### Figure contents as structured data
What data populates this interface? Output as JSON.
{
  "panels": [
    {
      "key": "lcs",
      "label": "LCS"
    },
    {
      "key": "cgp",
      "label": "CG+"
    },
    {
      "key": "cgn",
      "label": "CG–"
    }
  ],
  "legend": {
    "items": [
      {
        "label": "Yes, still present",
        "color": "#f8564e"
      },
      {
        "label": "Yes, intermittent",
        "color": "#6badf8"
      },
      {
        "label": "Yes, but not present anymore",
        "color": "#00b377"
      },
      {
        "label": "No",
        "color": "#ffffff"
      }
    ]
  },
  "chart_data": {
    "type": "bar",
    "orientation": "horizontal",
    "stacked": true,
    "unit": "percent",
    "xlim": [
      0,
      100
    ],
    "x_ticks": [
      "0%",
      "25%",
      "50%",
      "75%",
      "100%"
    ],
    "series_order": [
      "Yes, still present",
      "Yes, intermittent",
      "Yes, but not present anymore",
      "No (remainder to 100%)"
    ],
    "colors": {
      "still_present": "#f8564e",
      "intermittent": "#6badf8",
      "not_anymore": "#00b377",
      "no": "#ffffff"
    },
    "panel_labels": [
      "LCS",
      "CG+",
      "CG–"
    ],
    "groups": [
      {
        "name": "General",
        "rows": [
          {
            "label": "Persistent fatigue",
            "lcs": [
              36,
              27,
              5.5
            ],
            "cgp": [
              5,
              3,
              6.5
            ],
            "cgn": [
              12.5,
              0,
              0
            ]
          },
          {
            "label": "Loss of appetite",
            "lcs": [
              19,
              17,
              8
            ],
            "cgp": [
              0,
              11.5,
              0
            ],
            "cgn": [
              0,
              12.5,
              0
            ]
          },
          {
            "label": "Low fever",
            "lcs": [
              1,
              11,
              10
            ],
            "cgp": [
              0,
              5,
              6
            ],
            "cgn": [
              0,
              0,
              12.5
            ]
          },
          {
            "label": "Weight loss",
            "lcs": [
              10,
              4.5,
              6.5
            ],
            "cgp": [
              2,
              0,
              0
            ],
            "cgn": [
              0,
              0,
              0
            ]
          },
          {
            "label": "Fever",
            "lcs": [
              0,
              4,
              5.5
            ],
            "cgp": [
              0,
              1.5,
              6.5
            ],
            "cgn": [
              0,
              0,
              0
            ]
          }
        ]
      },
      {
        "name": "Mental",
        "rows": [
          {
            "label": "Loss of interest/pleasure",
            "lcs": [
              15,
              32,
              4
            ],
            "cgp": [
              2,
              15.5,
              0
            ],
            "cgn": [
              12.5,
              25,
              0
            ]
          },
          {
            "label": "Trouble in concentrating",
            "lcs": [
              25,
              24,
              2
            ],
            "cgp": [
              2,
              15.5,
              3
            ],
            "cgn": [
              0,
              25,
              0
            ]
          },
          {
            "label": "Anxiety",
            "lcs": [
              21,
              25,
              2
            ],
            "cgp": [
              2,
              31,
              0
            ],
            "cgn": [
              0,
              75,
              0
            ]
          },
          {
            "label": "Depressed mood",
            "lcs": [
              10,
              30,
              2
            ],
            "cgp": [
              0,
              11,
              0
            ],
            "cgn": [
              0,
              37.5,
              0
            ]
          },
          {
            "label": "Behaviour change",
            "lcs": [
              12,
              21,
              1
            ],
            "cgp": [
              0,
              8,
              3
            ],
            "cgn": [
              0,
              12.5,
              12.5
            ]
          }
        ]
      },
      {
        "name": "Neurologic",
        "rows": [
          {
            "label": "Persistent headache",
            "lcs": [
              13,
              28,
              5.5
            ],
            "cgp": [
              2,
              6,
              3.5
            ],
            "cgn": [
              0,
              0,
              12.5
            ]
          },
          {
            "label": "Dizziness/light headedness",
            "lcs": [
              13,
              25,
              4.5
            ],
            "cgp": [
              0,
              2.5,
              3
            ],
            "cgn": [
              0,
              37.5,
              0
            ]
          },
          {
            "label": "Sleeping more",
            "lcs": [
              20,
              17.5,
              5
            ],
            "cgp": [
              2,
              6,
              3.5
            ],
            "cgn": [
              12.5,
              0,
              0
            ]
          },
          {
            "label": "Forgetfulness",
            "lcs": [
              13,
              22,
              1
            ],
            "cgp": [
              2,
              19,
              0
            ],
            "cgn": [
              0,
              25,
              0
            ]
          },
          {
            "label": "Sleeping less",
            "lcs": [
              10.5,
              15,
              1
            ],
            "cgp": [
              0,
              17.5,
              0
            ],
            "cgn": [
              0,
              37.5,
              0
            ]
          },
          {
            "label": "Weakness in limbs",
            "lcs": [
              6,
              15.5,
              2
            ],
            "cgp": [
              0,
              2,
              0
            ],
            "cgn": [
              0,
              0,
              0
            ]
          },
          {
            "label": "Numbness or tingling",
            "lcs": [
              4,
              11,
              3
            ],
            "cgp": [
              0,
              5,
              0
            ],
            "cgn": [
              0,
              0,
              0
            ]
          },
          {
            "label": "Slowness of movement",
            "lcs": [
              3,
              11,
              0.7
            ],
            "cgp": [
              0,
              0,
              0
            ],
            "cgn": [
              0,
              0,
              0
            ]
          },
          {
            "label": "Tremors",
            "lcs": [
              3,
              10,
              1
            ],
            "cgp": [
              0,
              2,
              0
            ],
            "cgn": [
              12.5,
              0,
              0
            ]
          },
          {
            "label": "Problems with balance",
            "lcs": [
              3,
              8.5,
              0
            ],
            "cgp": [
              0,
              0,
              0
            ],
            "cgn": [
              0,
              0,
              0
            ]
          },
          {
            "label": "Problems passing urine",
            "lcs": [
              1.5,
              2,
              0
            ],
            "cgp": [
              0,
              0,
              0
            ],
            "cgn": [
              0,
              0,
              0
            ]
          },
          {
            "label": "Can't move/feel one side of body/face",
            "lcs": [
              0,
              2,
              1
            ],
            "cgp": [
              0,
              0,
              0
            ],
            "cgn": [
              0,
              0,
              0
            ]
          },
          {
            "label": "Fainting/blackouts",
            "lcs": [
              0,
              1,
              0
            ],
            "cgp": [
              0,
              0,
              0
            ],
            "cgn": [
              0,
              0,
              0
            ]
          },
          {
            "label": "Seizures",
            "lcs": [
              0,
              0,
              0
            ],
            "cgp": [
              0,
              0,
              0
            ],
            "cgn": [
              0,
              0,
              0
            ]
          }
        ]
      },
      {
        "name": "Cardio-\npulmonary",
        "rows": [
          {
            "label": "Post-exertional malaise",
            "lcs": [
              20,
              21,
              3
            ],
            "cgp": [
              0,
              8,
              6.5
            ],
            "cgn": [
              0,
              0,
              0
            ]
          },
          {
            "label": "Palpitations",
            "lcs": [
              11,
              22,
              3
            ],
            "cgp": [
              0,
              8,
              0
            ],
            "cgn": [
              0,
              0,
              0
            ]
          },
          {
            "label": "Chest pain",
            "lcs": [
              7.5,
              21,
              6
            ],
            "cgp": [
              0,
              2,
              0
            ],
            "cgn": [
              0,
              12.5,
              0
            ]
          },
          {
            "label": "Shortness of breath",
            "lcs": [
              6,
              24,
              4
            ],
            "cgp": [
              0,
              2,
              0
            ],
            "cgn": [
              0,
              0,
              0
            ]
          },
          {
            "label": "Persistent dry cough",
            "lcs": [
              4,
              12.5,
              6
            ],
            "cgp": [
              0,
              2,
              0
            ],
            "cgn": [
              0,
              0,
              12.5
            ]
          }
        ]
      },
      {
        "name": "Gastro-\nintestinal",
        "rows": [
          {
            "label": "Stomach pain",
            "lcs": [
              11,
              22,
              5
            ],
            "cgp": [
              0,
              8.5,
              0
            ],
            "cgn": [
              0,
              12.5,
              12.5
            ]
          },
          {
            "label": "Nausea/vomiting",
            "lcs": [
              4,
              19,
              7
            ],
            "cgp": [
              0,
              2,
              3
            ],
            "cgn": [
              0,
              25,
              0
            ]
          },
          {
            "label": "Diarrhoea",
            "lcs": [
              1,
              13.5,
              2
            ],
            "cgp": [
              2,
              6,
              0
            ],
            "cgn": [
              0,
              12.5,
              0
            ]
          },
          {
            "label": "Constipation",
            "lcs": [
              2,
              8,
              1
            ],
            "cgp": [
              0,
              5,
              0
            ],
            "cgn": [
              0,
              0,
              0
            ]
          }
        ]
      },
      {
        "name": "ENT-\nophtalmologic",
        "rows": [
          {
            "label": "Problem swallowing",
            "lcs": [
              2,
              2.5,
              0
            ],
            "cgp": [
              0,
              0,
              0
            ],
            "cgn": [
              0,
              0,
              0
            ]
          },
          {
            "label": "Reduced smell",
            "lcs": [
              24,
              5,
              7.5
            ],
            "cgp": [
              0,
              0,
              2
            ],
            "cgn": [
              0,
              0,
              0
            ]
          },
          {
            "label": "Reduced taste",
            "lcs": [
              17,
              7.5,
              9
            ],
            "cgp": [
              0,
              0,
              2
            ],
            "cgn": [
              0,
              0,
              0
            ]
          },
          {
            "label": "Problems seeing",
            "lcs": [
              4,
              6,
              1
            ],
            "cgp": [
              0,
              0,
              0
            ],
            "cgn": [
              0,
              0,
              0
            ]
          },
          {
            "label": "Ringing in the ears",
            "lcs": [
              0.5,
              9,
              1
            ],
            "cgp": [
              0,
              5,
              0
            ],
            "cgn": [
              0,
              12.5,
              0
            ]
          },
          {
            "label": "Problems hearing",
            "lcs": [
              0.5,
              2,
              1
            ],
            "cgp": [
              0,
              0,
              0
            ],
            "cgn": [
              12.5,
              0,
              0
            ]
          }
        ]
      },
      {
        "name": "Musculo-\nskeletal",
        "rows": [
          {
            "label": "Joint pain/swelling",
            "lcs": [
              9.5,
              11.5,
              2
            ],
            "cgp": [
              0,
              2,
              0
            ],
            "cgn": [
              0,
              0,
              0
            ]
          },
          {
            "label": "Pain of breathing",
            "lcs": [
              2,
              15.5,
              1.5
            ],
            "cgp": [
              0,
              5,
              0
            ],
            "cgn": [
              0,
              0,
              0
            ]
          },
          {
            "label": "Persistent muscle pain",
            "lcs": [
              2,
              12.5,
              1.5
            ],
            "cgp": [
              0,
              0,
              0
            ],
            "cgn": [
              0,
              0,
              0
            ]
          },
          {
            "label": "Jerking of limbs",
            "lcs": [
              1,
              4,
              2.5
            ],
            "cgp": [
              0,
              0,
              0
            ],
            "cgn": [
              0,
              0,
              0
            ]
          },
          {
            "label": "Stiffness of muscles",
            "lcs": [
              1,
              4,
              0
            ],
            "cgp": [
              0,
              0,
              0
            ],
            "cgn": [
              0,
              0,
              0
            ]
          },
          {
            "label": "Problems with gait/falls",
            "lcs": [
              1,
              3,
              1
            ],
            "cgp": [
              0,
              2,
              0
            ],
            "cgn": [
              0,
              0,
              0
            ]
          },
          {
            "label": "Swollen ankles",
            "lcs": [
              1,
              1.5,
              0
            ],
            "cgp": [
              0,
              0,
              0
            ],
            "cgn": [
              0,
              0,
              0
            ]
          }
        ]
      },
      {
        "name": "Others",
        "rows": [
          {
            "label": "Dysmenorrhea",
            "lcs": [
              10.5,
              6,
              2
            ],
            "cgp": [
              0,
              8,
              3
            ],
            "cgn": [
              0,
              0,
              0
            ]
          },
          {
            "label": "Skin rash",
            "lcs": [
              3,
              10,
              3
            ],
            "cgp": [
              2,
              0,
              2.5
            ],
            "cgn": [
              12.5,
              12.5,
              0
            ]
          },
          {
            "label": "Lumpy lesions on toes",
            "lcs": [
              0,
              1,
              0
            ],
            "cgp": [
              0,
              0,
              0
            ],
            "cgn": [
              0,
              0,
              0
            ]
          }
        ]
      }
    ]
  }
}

### Work required
Look through the entries and work out how many lines have the word "intermittent" in them; reply with that number only.

### Completed task
3